## Source text
PAAm-co-PAAc hydrogel characterizations. (A) Chemical structure of PAAm-co-PAAc. (B) Young’s modulus measurement by contact-mode AFM. (C) Available carboxylic groups measured using Toluidine Blue O. (ANOVA, *p < 0.05, ***p < 0.001). (D) Swelling ratio of the 3D microwells showing no significant effect on the width (W) and length (L) directions after 7 d incubation in cell culture media (Student T-test, no significant differences). Dashed line represents no change (Swelling ratio = 1). Data shown as mean ± SEM. N = 3, independent experiments.

Figure 3.

## Information shown
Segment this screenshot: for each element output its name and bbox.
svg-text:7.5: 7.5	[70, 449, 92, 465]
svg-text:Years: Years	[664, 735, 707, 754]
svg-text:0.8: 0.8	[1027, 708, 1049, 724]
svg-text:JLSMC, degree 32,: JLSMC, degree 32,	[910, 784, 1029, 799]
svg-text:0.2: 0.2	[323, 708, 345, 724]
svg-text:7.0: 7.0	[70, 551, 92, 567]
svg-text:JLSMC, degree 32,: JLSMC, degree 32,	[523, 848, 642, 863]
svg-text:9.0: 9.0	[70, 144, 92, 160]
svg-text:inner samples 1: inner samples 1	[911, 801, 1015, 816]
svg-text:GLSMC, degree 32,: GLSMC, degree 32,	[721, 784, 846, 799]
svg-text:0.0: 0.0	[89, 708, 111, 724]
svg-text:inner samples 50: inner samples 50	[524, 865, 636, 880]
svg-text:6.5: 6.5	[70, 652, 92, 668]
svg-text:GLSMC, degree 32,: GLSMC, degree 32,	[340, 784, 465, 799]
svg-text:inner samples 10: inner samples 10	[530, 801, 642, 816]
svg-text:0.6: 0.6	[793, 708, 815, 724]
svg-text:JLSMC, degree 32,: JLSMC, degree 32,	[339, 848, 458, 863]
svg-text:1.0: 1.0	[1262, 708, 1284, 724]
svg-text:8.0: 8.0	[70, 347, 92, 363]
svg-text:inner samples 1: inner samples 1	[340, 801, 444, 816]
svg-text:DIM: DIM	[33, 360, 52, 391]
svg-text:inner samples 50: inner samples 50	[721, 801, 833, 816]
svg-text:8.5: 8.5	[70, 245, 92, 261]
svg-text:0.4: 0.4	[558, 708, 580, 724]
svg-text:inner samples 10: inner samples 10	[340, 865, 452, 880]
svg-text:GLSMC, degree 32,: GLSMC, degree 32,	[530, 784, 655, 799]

## Problems to work on
1. Rewrite the paragraph of the figure caption that begins "PAAm-co-PAAc hydrogel characterizations" as a bulleted list that keeps its main facts.
2. From the figure caption, extract the passage from "PAAm-co-PAAc hydrogel characterizations." up to and including "3, independent experiments.".
3. According to the figure caption, what was Toluidine Blue O used to measure?

## Numbered answers
1.
- Panel A: chemical structure of PAAm-co-PAAc.
- Panel B: Young's modulus measured by contact-mode AFM.
- Panel C: available carboxylic groups measured with Toluidine Blue O (ANOVA, *p < 0.05, ***p < 0.001).
- Panel D: swelling ratio of the 3D microwells. After 7 d in cell culture media, there is no significant effect in the width (W) or length (L) directions (Student T-test). A dashed line marks no change (swelling ratio = 1).
- Data are mean ± SEM from N = 3 independent experiments.

2.
PAAm-co-PAAc hydrogel characterizations. (A) Chemical structure of PAAm-co-PAAc. (B) Young’s modulus measurement by contact-mode AFM. (C) Available carboxylic groups measured using Toluidine Blue O. (ANOVA, *p < 0.05, ***p < 0.001). (D) Swelling ratio of the 3D microwells showing no significant effect on the width (W) and length (L) directions after 7 d incubation in cell culture media (Student T-test, no significant differences). Dashed line represents no change (Swelling ratio = 1). Data shown as mean ± SEM. N = 3, independent experiments.

3. Toluidine Blue O was used to measure the available carboxylic groups.